[Start INPUT FOR THIS TASK]

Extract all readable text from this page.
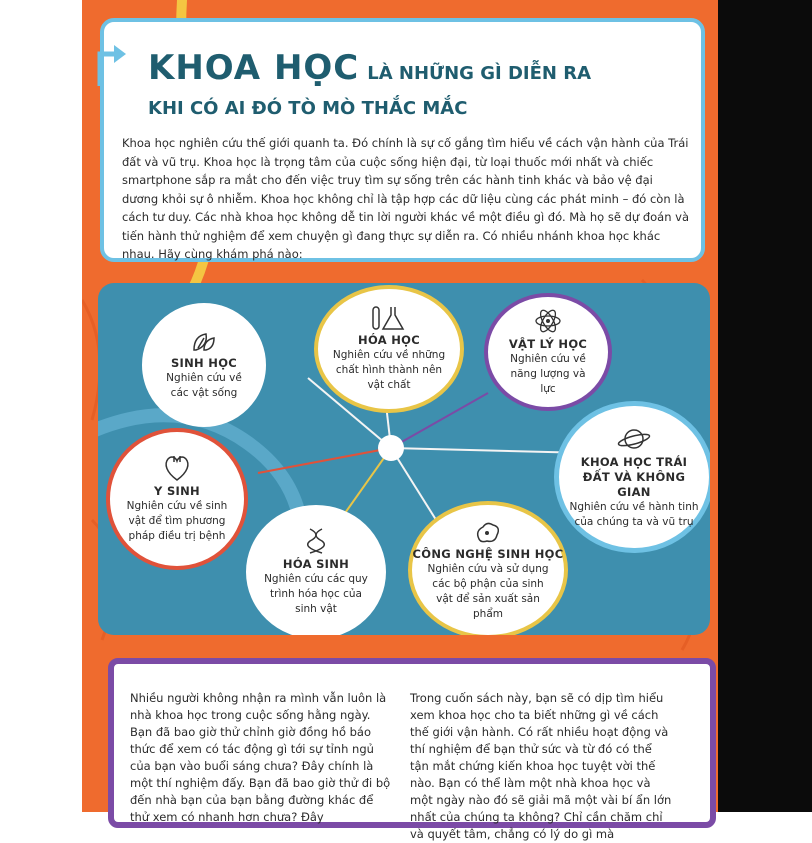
KHOA HỌC LÀ NHỮNG GÌ DIỄN RA
KHI CÓ AI ĐÓ TÒ MÒ THẮC MẮC
Khoa học nghiên cứu thế giới quanh ta. Đó chính là sự cố gắng tìm hiểu về cách vận hành của Trái đất và vũ trụ. Khoa học là trọng tâm của cuộc sống hiện đại, từ loại thuốc mới nhất và chiếc smartphone sắp ra mắt cho đến việc truy tìm sự sống trên các hành tinh khác và bảo vệ đại dương khỏi sự ô nhiễm. Khoa học không chỉ là tập hợp các dữ liệu cùng các phát minh – đó còn là cách tư duy. Các nhà khoa học không dễ tin lời người khác về một điều gì đó. Mà họ sẽ dự đoán và tiến hành thử nghiệm để xem chuyện gì đang thực sự diễn ra. Có nhiều nhánh khoa học khác nhau. Hãy cùng khám phá nào:
SINH HỌC
Nghiên cứu về các vật sống
HÓA HỌC
Nghiên cứu về những chất hình thành nên vật chất
VẬT LÝ HỌC
Nghiên cứu về năng lượng và lực
KHOA HỌC TRÁI ĐẤT VÀ KHÔNG GIAN
Nghiên cứu về hành tinh của chúng ta và vũ trụ
Y SINH
Nghiên cứu về sinh vật để tìm phương pháp điều trị bệnh
HÓA SINH
Nghiên cứu các quy trình hóa học của sinh vật
CÔNG NGHỆ SINH HỌC
Nghiên cứu và sử dụng các bộ phận của sinh vật để sản xuất sản phẩm
Nhiều người không nhận ra mình vẫn luôn là nhà khoa học trong cuộc sống hằng ngày. Bạn đã bao giờ thử chỉnh giờ đồng hồ báo thức để xem có tác động gì tới sự tỉnh ngủ của bạn vào buổi sáng chưa? Đây chính là một thí nghiệm đấy. Bạn đã bao giờ thử đi bộ đến nhà bạn của bạn bằng đường khác để thử xem có nhanh hơn chưa? Đây
Trong cuốn sách này, bạn sẽ có dịp tìm hiểu xem khoa học cho ta biết những gì về cách thế giới vận hành. Có rất nhiều hoạt động và thí nghiệm để bạn thử sức và từ đó có thể tận mắt chứng kiến khoa học tuyệt vời thế nào. Bạn có thể làm một nhà khoa học và một ngày nào đó sẽ giải mã một vài bí ẩn lớn nhất của chúng ta không? Chỉ cần chăm chỉ và quyết tâm, chẳng có lý do gì mà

[End INPUT FOR THIS TASK]

▸ AIM: Find the string "người" in the entries above and return each line that holds it.

▸ CORRECT OUTPUT:
Khoa học nghiên cứu thế giới quanh ta. Đó chính là sự cố gắng tìm hiểu về cách vận hành của Trái đất và vũ trụ. Khoa học là trọng tâm của cuộc sống hiện đại, từ loại thuốc mới nhất và chiếc smartphone sắp ra mắt cho đến việc truy tìm sự sống trên các hành tinh khác và bảo vệ đại dương khỏi sự ô nhiễm. Khoa học không chỉ là tập hợp các dữ liệu cùng các phát minh – đó còn là cách tư duy. Các nhà khoa học không dễ tin lời người khác về một điều gì đó. Mà họ sẽ dự đoán và tiến hành thử nghiệm để xem chuyện gì đang thực sự diễn ra. Có nhiều nhánh khoa học khác nhau. Hãy cùng khám phá nào:
Nhiều người không nhận ra mình vẫn luôn là nhà khoa học trong cuộc sống hằng ngày. Bạn đã bao giờ thử chỉnh giờ đồng hồ báo thức để xem có tác động gì tới sự tỉnh ngủ của bạn vào buổi sáng chưa? Đây chính là một thí nghiệm đấy. Bạn đã bao giờ thử đi bộ đến nhà bạn của bạn bằng đường khác để thử xem có nhanh hơn chưa? Đây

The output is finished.